Stored entries:
+++++
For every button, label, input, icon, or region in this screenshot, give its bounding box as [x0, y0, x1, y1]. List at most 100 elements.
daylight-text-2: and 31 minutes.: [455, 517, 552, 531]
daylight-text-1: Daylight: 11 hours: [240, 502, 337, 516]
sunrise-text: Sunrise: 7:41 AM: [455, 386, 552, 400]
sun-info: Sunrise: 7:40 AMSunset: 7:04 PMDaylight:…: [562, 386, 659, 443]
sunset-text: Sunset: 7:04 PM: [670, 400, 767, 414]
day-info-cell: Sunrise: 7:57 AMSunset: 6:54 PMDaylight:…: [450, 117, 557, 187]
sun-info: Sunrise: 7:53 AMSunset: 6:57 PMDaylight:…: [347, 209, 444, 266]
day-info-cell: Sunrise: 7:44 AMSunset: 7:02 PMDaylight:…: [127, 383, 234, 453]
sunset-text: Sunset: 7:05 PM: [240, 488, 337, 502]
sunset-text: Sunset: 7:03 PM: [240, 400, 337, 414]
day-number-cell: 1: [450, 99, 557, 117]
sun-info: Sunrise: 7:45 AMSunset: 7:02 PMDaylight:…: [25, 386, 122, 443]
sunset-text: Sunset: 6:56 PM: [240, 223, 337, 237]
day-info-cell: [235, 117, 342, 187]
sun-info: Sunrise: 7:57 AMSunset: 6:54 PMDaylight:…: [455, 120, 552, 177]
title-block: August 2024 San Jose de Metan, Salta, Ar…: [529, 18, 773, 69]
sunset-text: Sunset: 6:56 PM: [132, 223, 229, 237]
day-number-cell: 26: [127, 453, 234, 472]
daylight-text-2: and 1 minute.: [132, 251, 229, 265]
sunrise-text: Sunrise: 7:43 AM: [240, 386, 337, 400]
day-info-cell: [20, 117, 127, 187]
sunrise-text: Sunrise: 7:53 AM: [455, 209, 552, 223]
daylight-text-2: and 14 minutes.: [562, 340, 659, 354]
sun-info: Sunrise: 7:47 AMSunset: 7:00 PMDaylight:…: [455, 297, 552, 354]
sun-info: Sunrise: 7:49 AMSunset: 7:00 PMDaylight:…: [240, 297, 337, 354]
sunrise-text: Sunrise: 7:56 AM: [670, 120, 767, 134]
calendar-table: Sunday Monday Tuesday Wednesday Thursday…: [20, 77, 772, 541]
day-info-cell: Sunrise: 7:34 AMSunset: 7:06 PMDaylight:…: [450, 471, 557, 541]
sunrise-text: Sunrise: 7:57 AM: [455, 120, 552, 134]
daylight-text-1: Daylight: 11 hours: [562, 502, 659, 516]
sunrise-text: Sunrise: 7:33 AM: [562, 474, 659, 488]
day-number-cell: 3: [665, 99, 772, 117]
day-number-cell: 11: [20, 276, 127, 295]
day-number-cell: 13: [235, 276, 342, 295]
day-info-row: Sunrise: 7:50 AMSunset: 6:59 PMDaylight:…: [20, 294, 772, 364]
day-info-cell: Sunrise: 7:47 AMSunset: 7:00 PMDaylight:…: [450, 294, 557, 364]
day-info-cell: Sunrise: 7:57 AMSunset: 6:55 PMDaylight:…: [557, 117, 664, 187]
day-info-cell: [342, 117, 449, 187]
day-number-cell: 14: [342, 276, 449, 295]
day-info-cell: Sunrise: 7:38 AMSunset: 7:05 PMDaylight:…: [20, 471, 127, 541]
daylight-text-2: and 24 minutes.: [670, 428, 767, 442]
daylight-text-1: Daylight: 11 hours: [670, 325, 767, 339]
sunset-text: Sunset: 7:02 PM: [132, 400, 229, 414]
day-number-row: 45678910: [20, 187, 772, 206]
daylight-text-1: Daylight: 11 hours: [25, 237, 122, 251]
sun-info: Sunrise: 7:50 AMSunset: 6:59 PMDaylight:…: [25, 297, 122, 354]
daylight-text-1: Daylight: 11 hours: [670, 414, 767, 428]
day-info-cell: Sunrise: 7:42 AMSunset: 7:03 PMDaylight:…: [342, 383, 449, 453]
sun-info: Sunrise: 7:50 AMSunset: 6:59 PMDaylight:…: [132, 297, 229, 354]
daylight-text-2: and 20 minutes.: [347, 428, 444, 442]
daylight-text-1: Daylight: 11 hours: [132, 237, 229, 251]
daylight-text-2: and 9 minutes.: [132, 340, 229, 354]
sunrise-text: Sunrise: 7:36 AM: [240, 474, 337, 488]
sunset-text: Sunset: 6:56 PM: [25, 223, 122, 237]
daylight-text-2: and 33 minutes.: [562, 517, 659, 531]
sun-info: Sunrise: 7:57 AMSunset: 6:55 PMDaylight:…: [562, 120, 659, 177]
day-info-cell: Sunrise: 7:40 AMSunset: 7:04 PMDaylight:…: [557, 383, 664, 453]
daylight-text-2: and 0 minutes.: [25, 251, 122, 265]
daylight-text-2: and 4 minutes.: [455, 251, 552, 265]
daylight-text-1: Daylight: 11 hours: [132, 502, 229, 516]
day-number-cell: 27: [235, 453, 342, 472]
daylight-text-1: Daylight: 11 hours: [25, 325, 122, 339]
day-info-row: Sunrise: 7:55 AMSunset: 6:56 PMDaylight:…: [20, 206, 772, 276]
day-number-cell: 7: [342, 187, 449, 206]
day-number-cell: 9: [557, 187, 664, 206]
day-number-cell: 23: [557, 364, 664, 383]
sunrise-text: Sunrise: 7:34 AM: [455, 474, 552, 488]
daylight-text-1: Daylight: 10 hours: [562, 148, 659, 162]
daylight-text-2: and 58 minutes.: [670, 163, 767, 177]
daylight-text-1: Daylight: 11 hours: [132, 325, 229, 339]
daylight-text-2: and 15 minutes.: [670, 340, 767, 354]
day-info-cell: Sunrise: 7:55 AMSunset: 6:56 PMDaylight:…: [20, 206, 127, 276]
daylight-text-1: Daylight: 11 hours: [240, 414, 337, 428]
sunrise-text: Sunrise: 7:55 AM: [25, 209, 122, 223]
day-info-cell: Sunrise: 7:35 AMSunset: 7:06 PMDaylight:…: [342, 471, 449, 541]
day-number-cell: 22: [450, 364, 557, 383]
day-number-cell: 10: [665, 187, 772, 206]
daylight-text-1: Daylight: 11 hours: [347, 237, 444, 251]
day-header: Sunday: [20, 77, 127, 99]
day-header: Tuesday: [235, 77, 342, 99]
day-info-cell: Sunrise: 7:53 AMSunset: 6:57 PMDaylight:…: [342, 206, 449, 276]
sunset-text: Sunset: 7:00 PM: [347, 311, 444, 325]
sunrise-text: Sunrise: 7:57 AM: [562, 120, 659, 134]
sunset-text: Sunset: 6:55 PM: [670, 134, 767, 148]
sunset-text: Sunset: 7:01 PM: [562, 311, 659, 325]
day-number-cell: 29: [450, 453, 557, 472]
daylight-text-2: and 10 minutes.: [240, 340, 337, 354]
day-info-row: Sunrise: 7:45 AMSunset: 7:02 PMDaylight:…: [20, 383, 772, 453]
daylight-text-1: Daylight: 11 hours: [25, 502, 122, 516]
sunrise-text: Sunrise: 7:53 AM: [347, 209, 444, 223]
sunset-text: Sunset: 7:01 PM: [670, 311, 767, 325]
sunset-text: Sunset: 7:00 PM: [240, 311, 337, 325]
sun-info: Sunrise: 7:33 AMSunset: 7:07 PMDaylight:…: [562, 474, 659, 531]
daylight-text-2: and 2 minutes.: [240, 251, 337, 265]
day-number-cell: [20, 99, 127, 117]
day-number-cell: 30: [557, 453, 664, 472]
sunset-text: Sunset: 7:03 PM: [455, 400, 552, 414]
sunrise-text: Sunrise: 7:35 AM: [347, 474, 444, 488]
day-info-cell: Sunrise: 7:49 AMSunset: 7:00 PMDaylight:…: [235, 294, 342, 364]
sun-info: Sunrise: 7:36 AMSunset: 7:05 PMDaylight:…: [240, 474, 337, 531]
+++++
Rewrite the items from the start through the line containing "sunset-text: Sunset: 7:04", renaming "sun-info" to "sun-summary" and keeping everything else unchanged.

For every button, label, input, icon, or region in this screenshot, give its bounding box as [x0, y0, x1, y1]. List at most 100 elements.
daylight-text-2: and 31 minutes.: [455, 517, 552, 531]
daylight-text-1: Daylight: 11 hours: [240, 502, 337, 516]
sunrise-text: Sunrise: 7:41 AM: [455, 386, 552, 400]
sun-summary: Sunrise: 7:40 AMSunset: 7:04 PMDaylight:…: [562, 386, 659, 443]
sunset-text: Sunset: 7:04 PM: [670, 400, 767, 414]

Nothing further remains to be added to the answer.